▸ **EXERCISE TASK**
Each record below should be output verbatim, without pictures.

▸ **ENTRIES**

»»

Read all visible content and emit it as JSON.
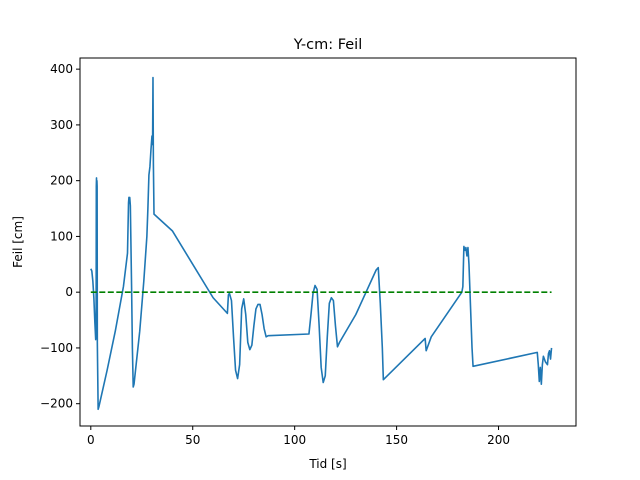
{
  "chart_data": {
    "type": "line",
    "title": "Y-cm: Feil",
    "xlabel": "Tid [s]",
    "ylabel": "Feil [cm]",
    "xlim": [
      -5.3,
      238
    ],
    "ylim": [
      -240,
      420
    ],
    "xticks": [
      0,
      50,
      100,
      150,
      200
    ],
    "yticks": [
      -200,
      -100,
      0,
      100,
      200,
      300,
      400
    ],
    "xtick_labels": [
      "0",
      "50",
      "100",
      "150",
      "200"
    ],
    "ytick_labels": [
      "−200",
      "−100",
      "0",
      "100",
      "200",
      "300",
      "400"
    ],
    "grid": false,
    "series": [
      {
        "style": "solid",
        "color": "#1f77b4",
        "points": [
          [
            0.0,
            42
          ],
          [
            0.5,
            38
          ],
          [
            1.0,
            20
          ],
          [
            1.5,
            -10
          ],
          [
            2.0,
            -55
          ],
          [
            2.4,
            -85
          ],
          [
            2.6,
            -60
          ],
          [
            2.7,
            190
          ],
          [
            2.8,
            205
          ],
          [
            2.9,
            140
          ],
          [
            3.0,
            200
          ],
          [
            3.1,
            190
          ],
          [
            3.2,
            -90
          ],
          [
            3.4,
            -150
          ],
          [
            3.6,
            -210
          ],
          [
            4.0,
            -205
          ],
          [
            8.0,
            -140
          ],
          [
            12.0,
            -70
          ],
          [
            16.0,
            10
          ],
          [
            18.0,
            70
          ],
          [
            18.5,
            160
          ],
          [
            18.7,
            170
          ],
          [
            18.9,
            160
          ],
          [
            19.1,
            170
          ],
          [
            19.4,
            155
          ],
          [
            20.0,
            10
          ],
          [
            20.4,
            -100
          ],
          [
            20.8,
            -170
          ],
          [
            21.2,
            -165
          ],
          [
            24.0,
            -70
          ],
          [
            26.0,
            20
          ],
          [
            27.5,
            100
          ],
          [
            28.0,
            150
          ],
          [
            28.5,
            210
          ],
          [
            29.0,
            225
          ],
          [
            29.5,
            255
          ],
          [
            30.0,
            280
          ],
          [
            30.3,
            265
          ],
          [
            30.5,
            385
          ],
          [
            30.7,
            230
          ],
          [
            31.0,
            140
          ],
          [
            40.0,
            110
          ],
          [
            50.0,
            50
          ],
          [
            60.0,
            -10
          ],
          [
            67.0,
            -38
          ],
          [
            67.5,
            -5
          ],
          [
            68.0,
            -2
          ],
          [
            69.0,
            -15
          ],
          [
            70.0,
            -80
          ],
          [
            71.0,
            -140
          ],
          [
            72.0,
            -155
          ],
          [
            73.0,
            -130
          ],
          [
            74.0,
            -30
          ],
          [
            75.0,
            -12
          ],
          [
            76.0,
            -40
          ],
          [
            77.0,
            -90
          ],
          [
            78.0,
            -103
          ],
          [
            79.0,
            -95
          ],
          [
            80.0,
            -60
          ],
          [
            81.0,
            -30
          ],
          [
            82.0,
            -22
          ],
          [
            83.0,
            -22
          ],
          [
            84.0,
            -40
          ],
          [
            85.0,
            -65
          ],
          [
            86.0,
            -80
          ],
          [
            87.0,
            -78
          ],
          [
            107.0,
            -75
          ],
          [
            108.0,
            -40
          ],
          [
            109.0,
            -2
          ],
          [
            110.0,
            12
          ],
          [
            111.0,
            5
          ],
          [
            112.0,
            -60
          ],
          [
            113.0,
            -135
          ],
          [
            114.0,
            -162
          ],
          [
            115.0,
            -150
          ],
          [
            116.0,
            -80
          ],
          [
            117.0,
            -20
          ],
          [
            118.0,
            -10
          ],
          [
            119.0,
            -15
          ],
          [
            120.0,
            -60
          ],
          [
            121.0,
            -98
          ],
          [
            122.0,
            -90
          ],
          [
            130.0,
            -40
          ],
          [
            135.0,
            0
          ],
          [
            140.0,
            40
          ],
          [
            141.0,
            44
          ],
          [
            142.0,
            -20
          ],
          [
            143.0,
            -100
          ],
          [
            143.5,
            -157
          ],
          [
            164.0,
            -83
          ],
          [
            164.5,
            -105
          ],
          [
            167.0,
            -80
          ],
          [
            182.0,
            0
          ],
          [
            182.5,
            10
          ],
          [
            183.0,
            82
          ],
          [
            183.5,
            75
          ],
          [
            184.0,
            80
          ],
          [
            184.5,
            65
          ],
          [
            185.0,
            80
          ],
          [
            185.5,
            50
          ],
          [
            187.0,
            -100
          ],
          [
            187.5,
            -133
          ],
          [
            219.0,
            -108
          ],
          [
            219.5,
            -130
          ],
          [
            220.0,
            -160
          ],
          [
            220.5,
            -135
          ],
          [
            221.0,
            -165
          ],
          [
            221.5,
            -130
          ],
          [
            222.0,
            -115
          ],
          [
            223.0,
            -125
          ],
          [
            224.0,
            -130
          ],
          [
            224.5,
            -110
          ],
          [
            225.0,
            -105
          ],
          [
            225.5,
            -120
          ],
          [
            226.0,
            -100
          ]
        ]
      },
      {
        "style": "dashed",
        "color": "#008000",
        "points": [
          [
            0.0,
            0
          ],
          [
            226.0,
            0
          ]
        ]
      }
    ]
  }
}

««

▸ **COMPLETED EXERCISE**
Read all visible content and emit it as JSON.
{
  "chart_data": {
    "type": "line",
    "title": "Y-cm: Feil",
    "xlabel": "Tid [s]",
    "ylabel": "Feil [cm]",
    "xlim": [
      -5.3,
      238
    ],
    "ylim": [
      -240,
      420
    ],
    "xticks": [
      0,
      50,
      100,
      150,
      200
    ],
    "yticks": [
      -200,
      -100,
      0,
      100,
      200,
      300,
      400
    ],
    "xtick_labels": [
      "0",
      "50",
      "100",
      "150",
      "200"
    ],
    "ytick_labels": [
      "−200",
      "−100",
      "0",
      "100",
      "200",
      "300",
      "400"
    ],
    "grid": false,
    "series": [
      {
        "style": "solid",
        "color": "#1f77b4",
        "points": [
          [
            0.0,
            42
          ],
          [
            0.5,
            38
          ],
          [
            1.0,
            20
          ],
          [
            1.5,
            -10
          ],
          [
            2.0,
            -55
          ],
          [
            2.4,
            -85
          ],
          [
            2.6,
            -60
          ],
          [
            2.7,
            190
          ],
          [
            2.8,
            205
          ],
          [
            2.9,
            140
          ],
          [
            3.0,
            200
          ],
          [
            3.1,
            190
          ],
          [
            3.2,
            -90
          ],
          [
            3.4,
            -150
          ],
          [
            3.6,
            -210
          ],
          [
            4.0,
            -205
          ],
          [
            8.0,
            -140
          ],
          [
            12.0,
            -70
          ],
          [
            16.0,
            10
          ],
          [
            18.0,
            70
          ],
          [
            18.5,
            160
          ],
          [
            18.7,
            170
          ],
          [
            18.9,
            160
          ],
          [
            19.1,
            170
          ],
          [
            19.4,
            155
          ],
          [
            20.0,
            10
          ],
          [
            20.4,
            -100
          ],
          [
            20.8,
            -170
          ],
          [
            21.2,
            -165
          ],
          [
            24.0,
            -70
          ],
          [
            26.0,
            20
          ],
          [
            27.5,
            100
          ],
          [
            28.0,
            150
          ],
          [
            28.5,
            210
          ],
          [
            29.0,
            225
          ],
          [
            29.5,
            255
          ],
          [
            30.0,
            280
          ],
          [
            30.3,
            265
          ],
          [
            30.5,
            385
          ],
          [
            30.7,
            230
          ],
          [
            31.0,
            140
          ],
          [
            40.0,
            110
          ],
          [
            50.0,
            50
          ],
          [
            60.0,
            -10
          ],
          [
            67.0,
            -38
          ],
          [
            67.5,
            -5
          ],
          [
            68.0,
            -2
          ],
          [
            69.0,
            -15
          ],
          [
            70.0,
            -80
          ],
          [
            71.0,
            -140
          ],
          [
            72.0,
            -155
          ],
          [
            73.0,
            -130
          ],
          [
            74.0,
            -30
          ],
          [
            75.0,
            -12
          ],
          [
            76.0,
            -40
          ],
          [
            77.0,
            -90
          ],
          [
            78.0,
            -103
          ],
          [
            79.0,
            -95
          ],
          [
            80.0,
            -60
          ],
          [
            81.0,
            -30
          ],
          [
            82.0,
            -22
          ],
          [
            83.0,
            -22
          ],
          [
            84.0,
            -40
          ],
          [
            85.0,
            -65
          ],
          [
            86.0,
            -80
          ],
          [
            87.0,
            -78
          ],
          [
            107.0,
            -75
          ],
          [
            108.0,
            -40
          ],
          [
            109.0,
            -2
          ],
          [
            110.0,
            12
          ],
          [
            111.0,
            5
          ],
          [
            112.0,
            -60
          ],
          [
            113.0,
            -135
          ],
          [
            114.0,
            -162
          ],
          [
            115.0,
            -150
          ],
          [
            116.0,
            -80
          ],
          [
            117.0,
            -20
          ],
          [
            118.0,
            -10
          ],
          [
            119.0,
            -15
          ],
          [
            120.0,
            -60
          ],
          [
            121.0,
            -98
          ],
          [
            122.0,
            -90
          ],
          [
            130.0,
            -40
          ],
          [
            135.0,
            0
          ],
          [
            140.0,
            40
          ],
          [
            141.0,
            44
          ],
          [
            142.0,
            -20
          ],
          [
            143.0,
            -100
          ],
          [
            143.5,
            -157
          ],
          [
            164.0,
            -83
          ],
          [
            164.5,
            -105
          ],
          [
            167.0,
            -80
          ],
          [
            182.0,
            0
          ],
          [
            182.5,
            10
          ],
          [
            183.0,
            82
          ],
          [
            183.5,
            75
          ],
          [
            184.0,
            80
          ],
          [
            184.5,
            65
          ],
          [
            185.0,
            80
          ],
          [
            185.5,
            50
          ],
          [
            187.0,
            -100
          ],
          [
            187.5,
            -133
          ],
          [
            219.0,
            -108
          ],
          [
            219.5,
            -130
          ],
          [
            220.0,
            -160
          ],
          [
            220.5,
            -135
          ],
          [
            221.0,
            -165
          ],
          [
            221.5,
            -130
          ],
          [
            222.0,
            -115
          ],
          [
            223.0,
            -125
          ],
          [
            224.0,
            -130
          ],
          [
            224.5,
            -110
          ],
          [
            225.0,
            -105
          ],
          [
            225.5,
            -120
          ],
          [
            226.0,
            -100
          ]
        ]
      },
      {
        "style": "dashed",
        "color": "#008000",
        "points": [
          [
            0.0,
            0
          ],
          [
            226.0,
            0
          ]
        ]
      }
    ]
  }
}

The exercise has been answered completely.